_Set task_:
Extract every line of the records that contains the string "axis", and copy each one in full.

_Material to process_:

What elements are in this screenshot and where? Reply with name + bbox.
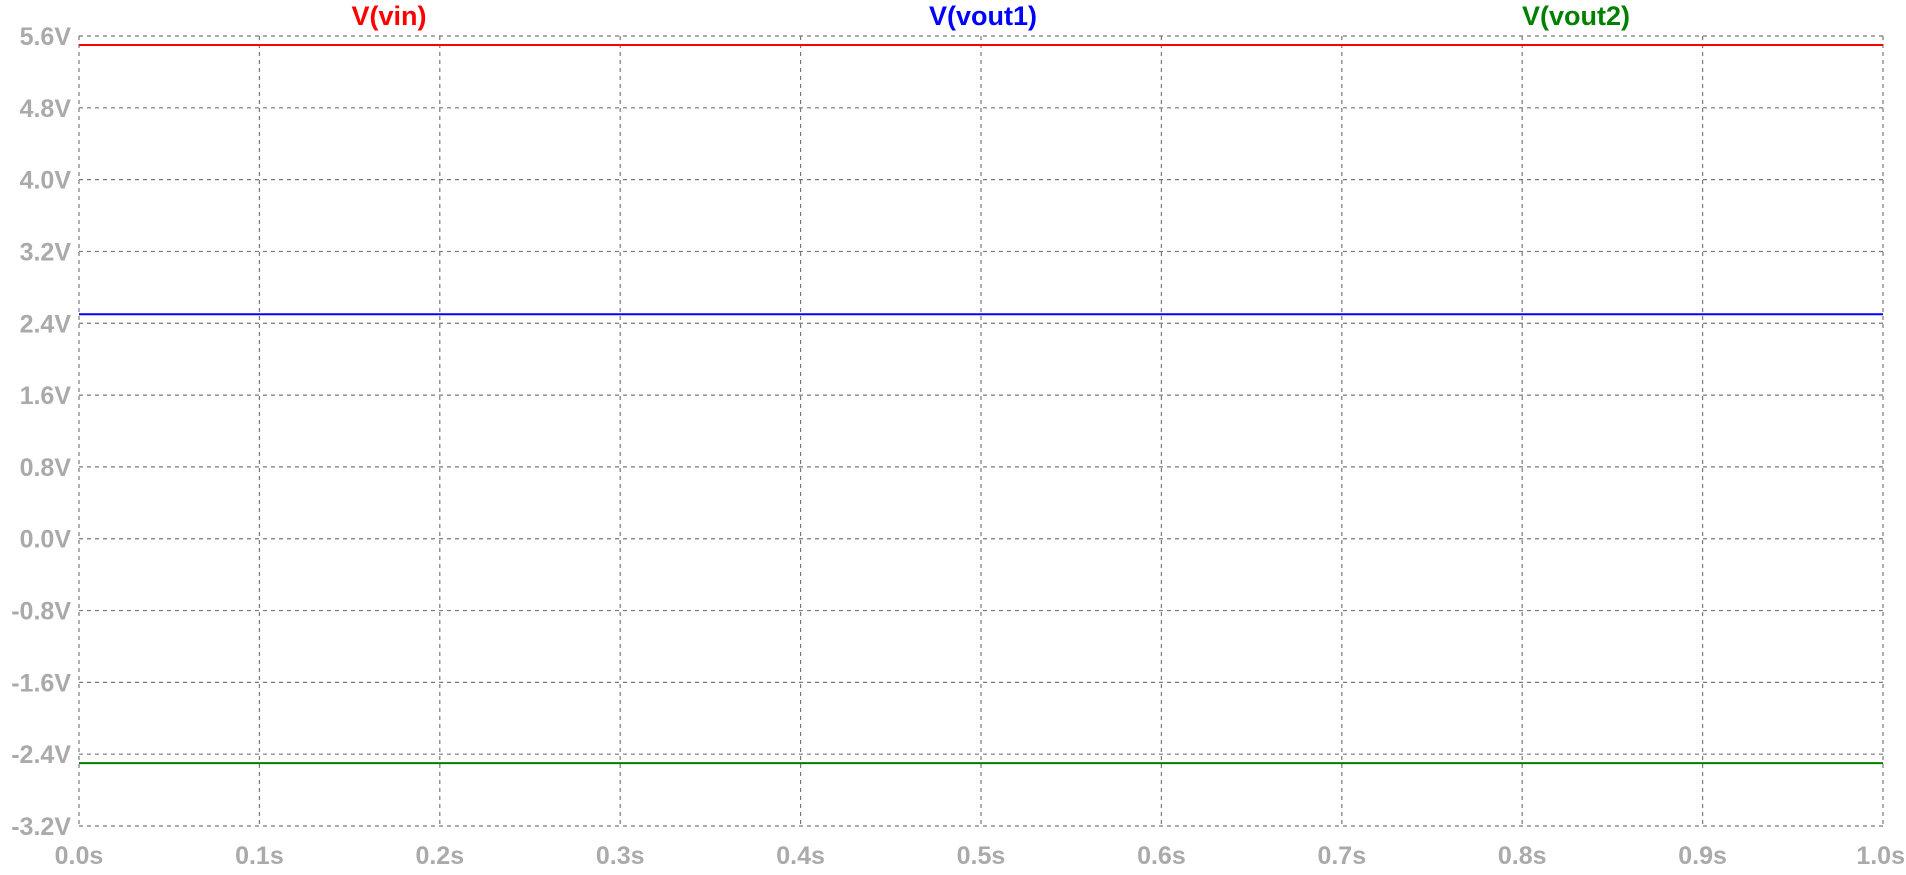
y-tick-label: -1.6V (11, 669, 71, 697)
x-tick-label: 0.1s (235, 842, 284, 870)
x-tick-label: 0.9s (1678, 842, 1727, 870)
y-tick-label: 4.8V (20, 95, 72, 123)
grid-layer (78, 35, 1884, 827)
series-layer (79, 43, 1883, 765)
x-tick-label: 0.6s (1137, 842, 1186, 870)
x-tick-label: 0.7s (1317, 842, 1366, 870)
y-tick-label: 2.4V (20, 310, 72, 338)
x-tick-label: 0.5s (957, 842, 1006, 870)
x-axis-ticks: 0.0s 0.1s 0.2s 0.3s 0.4s 0.5s 0.6s 0.7s 0.8s 0.9s… (55, 842, 1905, 870)
y-tick-label: 1.6V (20, 382, 72, 410)
y-tick-label: 4.0V (20, 167, 72, 195)
legend-item[interactable]: V(vin) (351, 1, 426, 31)
legend-item[interactable]: V(vout2) (1522, 1, 1630, 31)
x-tick-label: 0.8s (1498, 842, 1547, 870)
x-tick-label: 0.2s (415, 842, 464, 870)
legend: V(vin) V(vout1) V(vout2) (351, 1, 1630, 31)
y-tick-label: 0.0V (20, 526, 72, 554)
y-tick-label: -2.4V (11, 741, 71, 769)
y-tick-label: -3.2V (11, 813, 71, 841)
y-tick-label: 3.2V (20, 238, 72, 266)
legend-item[interactable]: V(vout1) (929, 1, 1037, 31)
y-tick-label: 0.8V (20, 454, 72, 482)
x-tick-label: 0.3s (596, 842, 645, 870)
x-tick-label: 1.0s (1856, 842, 1905, 870)
y-axis-ticks: 5.6V 4.8V 4.0V 3.2V 2.4V 1.6V 0.8V 0.0V -0.8V -1.… (11, 23, 71, 841)
x-tick-label: 0.4s (776, 842, 825, 870)
y-tick-label: -0.8V (11, 598, 71, 626)
y-tick-label: 5.6V (20, 23, 72, 51)
x-tick-label: 0.0s (55, 842, 104, 870)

_Task response_:
x-axis-ticks: 0.0s 0.1s 0.2s 0.3s 0.4s 0.5s 0.6s 0.7s 0.8s 0.9s… (55, 842, 1905, 870)
y-axis-ticks: 5.6V 4.8V 4.0V 3.2V 2.4V 1.6V 0.8V 0.0V -0.8V -1.… (11, 23, 71, 841)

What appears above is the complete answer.